> _SHORT TASK_: Extract every line of the material below and reproduce it faithfully.

> _DATA SUPPLIED_:
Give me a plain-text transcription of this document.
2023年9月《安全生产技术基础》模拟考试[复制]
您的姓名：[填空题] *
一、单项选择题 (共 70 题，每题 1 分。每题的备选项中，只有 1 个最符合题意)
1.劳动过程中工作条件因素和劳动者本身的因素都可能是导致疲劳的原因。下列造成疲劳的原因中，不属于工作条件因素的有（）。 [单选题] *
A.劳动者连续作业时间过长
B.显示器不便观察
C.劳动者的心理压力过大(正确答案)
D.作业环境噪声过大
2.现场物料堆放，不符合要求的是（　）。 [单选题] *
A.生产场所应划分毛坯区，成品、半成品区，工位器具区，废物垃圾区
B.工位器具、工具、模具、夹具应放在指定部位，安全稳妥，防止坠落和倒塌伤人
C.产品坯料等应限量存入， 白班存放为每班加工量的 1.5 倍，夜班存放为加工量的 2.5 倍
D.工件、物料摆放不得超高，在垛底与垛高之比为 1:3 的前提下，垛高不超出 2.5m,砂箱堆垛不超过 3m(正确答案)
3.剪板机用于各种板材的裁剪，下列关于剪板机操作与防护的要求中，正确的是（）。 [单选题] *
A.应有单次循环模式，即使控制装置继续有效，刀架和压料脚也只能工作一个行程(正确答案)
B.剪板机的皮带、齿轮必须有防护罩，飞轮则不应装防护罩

> _EXPECTED OUTPUT_:
Give me a plain-text transcription of this document.
2023年9月《安全生产技术基础》模拟考试[复制]
您的姓名：[填空题] *
一、单项选择题 (共 70 题，每题 1 分。每题的备选项中，只有 1 个最符合题意)
1.劳动过程中工作条件因素和劳动者本身的因素都可能是导致疲劳的原因。下列造成疲劳的原因中，不属于工作条件因素的有（）。 [单选题] *
A.劳动者连续作业时间过长
B.显示器不便观察
C.劳动者的心理压力过大(正确答案)
D.作业环境噪声过大
2.现场物料堆放，不符合要求的是（　）。 [单选题] *
A.生产场所应划分毛坯区，成品、半成品区，工位器具区，废物垃圾区
B.工位器具、工具、模具、夹具应放在指定部位，安全稳妥，防止坠落和倒塌伤人
C.产品坯料等应限量存入， 白班存放为每班加工量的 1.5 倍，夜班存放为加工量的 2.5 倍
D.工件、物料摆放不得超高，在垛底与垛高之比为 1:3 的前提下，垛高不超出 2.5m,砂箱堆垛不超过 3m(正确答案)
3.剪板机用于各种板材的裁剪，下列关于剪板机操作与防护的要求中，正确的是（）。 [单选题] *
A.应有单次循环模式，即使控制装置继续有效，刀架和压料脚也只能工作一个行程(正确答案)
B.剪板机的皮带、齿轮必须有防护罩，飞轮则不应装防护罩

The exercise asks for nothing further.